Your instructions: The answer is one number: how many lines in the data below hold "которой".

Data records
##############################
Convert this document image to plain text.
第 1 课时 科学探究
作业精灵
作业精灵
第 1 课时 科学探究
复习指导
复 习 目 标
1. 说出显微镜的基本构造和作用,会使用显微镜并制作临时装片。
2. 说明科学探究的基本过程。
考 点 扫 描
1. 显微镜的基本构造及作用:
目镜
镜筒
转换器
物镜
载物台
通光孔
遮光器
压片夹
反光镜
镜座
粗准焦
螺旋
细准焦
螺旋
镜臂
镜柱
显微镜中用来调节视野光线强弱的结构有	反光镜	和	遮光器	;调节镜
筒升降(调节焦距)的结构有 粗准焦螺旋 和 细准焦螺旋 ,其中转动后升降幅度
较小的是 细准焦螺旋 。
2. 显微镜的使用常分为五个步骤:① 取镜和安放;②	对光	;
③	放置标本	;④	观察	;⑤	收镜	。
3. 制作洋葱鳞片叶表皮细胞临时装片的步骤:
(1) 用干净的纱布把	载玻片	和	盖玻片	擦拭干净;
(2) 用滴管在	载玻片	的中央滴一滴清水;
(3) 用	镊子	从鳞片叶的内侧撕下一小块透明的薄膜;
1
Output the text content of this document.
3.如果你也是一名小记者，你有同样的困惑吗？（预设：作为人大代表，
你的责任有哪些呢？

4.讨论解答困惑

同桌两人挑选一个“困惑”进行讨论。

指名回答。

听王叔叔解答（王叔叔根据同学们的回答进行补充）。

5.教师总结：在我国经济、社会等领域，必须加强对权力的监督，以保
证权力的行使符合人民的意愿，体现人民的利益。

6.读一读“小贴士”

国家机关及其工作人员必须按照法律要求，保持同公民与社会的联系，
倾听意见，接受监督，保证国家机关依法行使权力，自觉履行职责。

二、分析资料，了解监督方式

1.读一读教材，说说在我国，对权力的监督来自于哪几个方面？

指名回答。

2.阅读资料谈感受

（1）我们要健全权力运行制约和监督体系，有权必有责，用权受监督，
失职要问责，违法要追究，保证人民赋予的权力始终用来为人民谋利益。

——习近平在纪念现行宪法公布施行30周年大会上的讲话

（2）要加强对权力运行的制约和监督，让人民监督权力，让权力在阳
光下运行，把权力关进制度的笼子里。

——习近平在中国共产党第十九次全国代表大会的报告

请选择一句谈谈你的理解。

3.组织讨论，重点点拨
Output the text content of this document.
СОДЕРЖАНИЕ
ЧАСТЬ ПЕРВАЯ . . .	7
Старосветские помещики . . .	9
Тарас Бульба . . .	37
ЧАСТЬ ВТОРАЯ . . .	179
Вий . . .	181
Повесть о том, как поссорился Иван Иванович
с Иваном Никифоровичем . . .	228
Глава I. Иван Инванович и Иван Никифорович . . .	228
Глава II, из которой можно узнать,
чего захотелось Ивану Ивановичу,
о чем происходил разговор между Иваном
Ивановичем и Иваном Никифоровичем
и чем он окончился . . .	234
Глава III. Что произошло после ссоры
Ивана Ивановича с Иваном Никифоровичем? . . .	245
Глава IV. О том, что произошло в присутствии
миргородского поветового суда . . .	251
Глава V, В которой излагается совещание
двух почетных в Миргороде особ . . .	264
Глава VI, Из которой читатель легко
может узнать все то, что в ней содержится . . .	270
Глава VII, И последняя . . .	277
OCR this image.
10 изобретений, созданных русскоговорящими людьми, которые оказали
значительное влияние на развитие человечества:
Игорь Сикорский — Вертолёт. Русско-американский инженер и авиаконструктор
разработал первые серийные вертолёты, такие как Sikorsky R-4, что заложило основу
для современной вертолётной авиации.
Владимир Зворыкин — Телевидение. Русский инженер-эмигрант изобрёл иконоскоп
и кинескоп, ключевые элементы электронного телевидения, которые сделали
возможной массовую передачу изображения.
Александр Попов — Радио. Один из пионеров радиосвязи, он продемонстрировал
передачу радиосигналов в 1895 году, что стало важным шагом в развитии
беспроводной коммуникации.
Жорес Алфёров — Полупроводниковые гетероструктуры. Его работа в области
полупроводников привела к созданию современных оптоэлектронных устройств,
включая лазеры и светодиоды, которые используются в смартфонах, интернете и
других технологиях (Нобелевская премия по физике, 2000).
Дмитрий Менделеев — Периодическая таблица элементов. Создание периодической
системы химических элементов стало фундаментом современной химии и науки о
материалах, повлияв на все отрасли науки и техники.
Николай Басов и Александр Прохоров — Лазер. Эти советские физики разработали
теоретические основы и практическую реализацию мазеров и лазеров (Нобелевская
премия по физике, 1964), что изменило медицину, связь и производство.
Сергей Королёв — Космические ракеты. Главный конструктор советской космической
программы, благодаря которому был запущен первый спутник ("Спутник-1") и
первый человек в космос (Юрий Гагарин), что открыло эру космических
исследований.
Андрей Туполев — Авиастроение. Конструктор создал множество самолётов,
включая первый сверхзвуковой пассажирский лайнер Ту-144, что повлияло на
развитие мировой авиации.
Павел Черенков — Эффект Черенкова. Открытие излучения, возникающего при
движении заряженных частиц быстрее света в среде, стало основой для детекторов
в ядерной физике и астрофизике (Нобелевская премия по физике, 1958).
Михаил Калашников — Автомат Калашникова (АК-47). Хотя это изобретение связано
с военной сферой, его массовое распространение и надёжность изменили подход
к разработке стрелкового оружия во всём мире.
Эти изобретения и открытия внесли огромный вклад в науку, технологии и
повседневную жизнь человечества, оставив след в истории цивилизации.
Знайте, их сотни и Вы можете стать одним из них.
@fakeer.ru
##############################
Correct result: 3